GIVEN EXERCISE: Locate the line containing "Transcribe this image's" in the entries below, then retype it and every later line exactly, leaving out pictures.

(Data tied to figure images)
---*---

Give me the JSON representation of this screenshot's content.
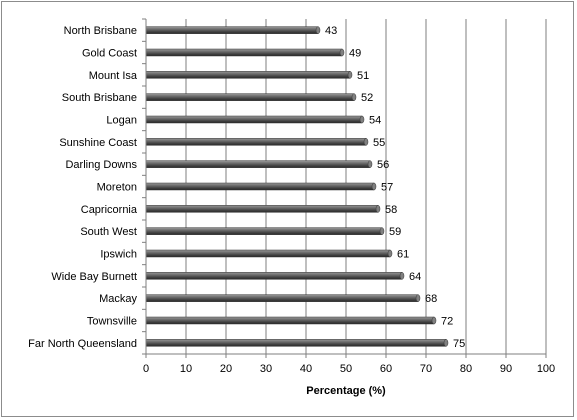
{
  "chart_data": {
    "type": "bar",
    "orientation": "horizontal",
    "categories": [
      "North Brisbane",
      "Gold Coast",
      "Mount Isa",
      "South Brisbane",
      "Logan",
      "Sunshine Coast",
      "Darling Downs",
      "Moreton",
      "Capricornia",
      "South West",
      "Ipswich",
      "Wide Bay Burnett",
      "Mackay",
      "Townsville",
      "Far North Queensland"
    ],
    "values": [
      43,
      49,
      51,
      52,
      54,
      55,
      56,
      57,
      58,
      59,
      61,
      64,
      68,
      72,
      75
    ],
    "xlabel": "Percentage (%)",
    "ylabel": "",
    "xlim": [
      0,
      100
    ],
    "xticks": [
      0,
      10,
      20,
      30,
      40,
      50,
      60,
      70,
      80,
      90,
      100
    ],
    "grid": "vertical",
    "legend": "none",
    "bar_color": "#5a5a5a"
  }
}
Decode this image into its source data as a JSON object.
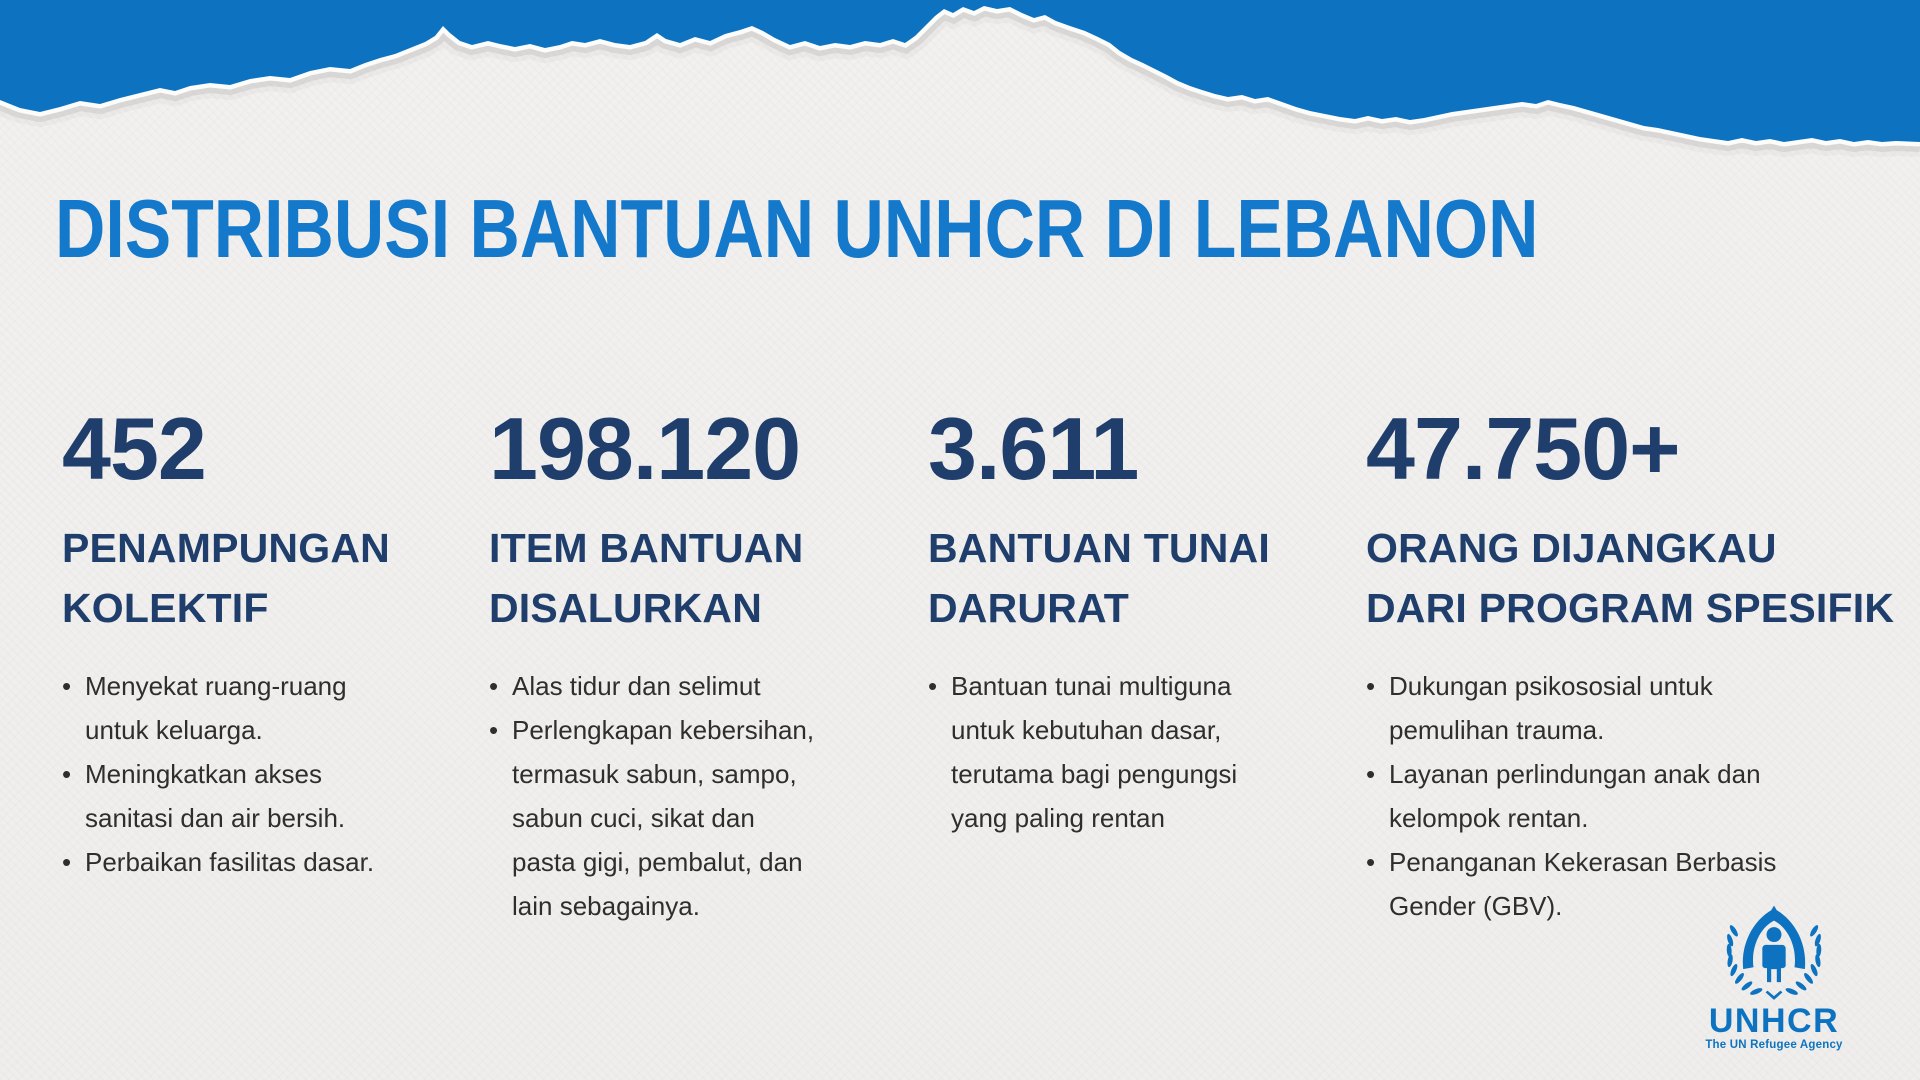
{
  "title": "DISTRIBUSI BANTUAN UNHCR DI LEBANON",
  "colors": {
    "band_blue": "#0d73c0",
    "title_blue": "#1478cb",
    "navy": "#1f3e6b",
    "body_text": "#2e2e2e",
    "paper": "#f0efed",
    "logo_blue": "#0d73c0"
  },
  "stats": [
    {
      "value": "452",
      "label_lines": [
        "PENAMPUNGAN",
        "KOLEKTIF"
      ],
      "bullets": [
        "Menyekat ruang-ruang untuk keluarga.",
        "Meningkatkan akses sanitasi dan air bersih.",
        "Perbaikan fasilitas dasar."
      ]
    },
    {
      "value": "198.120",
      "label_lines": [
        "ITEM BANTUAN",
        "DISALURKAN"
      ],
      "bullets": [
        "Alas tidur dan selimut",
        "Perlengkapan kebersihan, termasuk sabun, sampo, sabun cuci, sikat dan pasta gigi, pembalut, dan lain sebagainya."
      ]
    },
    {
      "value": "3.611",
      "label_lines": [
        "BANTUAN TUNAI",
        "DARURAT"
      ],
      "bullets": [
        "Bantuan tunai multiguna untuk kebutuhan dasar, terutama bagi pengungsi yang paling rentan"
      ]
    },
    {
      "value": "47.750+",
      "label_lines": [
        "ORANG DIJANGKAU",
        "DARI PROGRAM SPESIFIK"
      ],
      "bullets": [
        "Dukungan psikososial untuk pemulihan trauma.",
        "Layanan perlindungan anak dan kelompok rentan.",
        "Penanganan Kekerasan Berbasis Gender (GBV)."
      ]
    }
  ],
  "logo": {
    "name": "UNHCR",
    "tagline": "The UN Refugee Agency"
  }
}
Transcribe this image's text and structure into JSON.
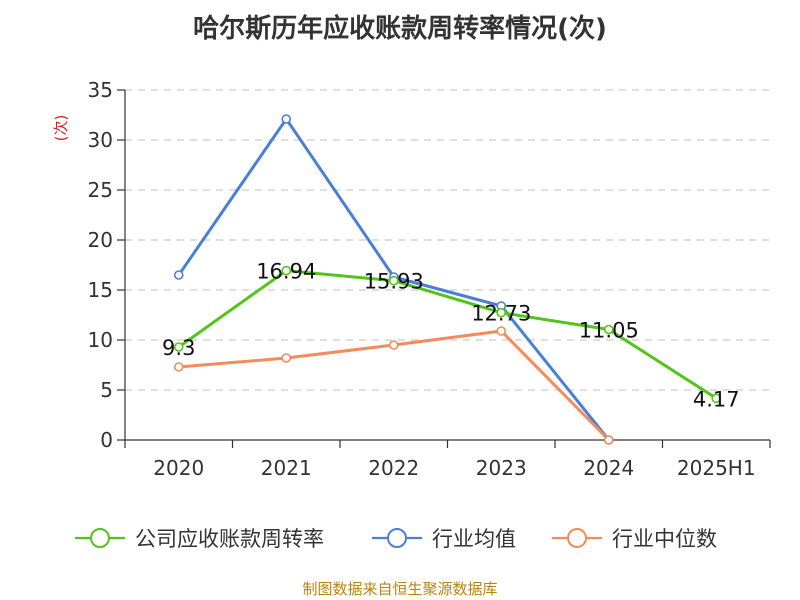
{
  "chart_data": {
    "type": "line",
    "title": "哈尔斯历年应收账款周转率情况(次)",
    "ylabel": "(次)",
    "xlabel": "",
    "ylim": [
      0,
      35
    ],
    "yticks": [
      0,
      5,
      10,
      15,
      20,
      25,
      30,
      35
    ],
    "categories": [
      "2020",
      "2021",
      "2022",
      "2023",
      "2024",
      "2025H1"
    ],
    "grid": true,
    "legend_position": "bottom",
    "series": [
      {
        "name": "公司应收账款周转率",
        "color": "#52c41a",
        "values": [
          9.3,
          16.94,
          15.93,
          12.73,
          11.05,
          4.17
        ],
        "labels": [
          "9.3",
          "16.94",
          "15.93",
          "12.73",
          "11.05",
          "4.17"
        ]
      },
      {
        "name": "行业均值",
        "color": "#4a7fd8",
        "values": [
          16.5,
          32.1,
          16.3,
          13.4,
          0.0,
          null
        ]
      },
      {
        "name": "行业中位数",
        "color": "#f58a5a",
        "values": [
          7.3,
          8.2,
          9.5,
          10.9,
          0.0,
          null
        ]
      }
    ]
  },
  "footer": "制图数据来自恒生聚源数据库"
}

---*---

RESPONSE:
Transcribe this image's text and structure into JSON.
{
  "chart_data": {
    "type": "line",
    "title": "哈尔斯历年应收账款周转率情况(次)",
    "ylabel": "(次)",
    "xlabel": "",
    "ylim": [
      0,
      35
    ],
    "yticks": [
      0,
      5,
      10,
      15,
      20,
      25,
      30,
      35
    ],
    "categories": [
      "2020",
      "2021",
      "2022",
      "2023",
      "2024",
      "2025H1"
    ],
    "grid": true,
    "legend_position": "bottom",
    "series": [
      {
        "name": "公司应收账款周转率",
        "color": "#52c41a",
        "values": [
          9.3,
          16.94,
          15.93,
          12.73,
          11.05,
          4.17
        ],
        "labels": [
          "9.3",
          "16.94",
          "15.93",
          "12.73",
          "11.05",
          "4.17"
        ]
      },
      {
        "name": "行业均值",
        "color": "#4a7fd8",
        "values": [
          16.5,
          32.1,
          16.3,
          13.4,
          0.0,
          null
        ]
      },
      {
        "name": "行业中位数",
        "color": "#f58a5a",
        "values": [
          7.3,
          8.2,
          9.5,
          10.9,
          0.0,
          null
        ]
      }
    ]
  },
  "footer": "制图数据来自恒生聚源数据库"
}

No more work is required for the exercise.